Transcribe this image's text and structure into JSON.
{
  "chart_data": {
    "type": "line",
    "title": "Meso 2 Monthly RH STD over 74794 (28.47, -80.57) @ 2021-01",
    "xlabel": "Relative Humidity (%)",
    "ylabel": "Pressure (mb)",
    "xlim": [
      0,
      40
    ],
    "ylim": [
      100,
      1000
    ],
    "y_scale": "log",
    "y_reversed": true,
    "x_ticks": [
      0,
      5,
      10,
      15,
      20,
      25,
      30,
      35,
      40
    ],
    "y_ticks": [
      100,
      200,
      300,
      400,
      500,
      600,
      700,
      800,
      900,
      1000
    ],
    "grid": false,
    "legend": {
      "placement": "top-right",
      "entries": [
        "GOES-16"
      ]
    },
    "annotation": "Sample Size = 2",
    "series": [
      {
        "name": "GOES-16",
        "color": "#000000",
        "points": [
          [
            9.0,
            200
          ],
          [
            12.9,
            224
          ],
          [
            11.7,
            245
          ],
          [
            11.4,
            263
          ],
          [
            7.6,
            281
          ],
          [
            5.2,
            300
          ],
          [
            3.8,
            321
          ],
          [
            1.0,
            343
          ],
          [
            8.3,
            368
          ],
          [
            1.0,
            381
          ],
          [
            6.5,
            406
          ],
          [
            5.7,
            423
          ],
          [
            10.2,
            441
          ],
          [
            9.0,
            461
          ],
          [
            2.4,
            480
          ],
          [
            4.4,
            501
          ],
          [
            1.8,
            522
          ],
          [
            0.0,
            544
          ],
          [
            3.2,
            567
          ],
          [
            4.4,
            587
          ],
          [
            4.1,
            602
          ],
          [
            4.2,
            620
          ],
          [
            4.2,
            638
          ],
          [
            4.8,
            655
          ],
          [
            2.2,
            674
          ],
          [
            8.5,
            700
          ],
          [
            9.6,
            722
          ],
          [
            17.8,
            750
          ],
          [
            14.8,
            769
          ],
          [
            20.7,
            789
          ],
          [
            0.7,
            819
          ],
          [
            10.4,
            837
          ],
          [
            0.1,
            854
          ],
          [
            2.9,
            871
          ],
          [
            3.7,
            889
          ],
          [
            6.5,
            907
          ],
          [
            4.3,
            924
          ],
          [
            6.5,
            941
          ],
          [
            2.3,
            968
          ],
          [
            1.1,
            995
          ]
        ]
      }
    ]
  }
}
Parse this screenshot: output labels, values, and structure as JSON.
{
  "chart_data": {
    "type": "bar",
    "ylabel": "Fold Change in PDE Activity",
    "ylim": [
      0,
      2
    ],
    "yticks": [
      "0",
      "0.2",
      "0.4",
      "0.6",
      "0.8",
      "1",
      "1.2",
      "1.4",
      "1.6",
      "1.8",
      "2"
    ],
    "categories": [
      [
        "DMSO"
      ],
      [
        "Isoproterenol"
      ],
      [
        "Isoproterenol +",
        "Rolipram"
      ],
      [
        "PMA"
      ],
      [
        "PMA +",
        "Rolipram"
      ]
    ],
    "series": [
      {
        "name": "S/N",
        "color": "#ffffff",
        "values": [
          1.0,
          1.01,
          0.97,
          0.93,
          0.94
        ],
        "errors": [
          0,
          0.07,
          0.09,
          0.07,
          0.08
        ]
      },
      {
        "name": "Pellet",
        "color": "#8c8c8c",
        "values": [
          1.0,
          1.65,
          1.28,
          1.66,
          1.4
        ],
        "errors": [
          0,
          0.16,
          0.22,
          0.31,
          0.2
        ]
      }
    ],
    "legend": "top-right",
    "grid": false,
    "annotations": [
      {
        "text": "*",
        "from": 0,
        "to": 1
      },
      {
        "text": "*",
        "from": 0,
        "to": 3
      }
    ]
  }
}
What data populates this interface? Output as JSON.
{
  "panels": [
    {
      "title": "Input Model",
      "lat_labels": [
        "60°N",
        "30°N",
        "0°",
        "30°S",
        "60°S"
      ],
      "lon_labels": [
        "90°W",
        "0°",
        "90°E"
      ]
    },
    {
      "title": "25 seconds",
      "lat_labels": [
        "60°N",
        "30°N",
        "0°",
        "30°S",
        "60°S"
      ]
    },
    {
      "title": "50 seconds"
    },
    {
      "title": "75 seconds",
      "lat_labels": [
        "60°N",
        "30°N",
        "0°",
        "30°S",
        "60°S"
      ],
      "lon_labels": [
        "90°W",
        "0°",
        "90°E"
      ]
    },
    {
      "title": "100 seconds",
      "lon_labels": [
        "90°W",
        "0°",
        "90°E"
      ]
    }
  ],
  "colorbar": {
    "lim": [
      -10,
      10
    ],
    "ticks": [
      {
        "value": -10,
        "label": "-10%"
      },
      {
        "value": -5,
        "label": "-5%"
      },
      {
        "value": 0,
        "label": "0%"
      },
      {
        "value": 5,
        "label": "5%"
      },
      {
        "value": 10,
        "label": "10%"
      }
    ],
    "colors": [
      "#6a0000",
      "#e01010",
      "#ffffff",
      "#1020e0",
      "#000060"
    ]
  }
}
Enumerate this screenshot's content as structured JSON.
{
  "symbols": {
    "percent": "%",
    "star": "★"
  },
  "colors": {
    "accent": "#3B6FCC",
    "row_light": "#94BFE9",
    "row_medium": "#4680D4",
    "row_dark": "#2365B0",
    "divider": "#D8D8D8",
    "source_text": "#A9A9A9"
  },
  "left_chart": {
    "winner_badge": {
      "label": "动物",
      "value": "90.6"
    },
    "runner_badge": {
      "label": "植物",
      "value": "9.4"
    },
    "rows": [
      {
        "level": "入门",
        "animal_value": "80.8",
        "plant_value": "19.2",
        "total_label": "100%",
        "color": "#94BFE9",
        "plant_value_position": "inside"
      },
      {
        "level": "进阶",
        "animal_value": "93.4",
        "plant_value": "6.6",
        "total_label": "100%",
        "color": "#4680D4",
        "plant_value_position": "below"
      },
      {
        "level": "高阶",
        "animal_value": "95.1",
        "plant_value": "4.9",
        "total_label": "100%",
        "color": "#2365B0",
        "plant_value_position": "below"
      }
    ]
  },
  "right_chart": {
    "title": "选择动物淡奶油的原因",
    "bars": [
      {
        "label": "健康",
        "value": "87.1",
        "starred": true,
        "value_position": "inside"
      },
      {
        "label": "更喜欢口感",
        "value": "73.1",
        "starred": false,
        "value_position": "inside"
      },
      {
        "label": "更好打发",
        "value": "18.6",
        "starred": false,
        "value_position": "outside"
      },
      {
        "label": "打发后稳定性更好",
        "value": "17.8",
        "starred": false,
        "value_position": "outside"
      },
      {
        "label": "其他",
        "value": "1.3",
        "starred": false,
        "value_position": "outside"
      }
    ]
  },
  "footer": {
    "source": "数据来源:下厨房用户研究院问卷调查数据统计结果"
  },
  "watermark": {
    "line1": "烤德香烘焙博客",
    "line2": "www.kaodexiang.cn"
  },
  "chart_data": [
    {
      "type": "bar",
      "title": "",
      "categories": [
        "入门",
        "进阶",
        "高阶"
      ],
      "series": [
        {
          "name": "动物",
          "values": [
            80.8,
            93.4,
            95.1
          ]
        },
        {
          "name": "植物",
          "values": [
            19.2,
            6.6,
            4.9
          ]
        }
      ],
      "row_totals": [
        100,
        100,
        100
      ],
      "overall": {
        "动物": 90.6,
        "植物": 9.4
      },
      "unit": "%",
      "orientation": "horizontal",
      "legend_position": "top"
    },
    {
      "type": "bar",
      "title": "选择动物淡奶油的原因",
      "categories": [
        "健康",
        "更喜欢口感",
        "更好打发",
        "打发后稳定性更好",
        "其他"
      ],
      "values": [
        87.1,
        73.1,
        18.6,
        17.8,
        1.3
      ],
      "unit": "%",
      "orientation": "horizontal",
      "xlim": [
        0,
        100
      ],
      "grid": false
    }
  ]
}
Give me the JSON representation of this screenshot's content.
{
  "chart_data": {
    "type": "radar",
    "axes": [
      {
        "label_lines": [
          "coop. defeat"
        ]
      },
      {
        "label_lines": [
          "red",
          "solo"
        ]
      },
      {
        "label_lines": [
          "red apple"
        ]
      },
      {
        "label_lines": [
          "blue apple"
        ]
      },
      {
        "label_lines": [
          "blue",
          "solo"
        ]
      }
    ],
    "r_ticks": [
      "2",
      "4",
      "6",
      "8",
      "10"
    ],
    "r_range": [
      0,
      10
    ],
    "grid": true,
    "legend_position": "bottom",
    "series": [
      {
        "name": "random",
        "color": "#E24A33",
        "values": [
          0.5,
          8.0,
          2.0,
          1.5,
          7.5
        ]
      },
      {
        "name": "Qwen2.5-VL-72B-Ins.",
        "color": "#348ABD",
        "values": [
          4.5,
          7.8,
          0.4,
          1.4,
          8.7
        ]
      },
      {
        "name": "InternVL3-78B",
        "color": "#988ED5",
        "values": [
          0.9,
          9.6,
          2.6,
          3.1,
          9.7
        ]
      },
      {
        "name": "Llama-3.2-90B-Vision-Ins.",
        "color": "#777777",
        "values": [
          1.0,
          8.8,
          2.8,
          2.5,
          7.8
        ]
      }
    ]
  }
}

What the task asks »
Find each line holding the string "seconds" and copy it out.

Task output »
      "title": "25 seconds",
      "title": "50 seconds"
      "title": "75 seconds",
      "title": "100 seconds",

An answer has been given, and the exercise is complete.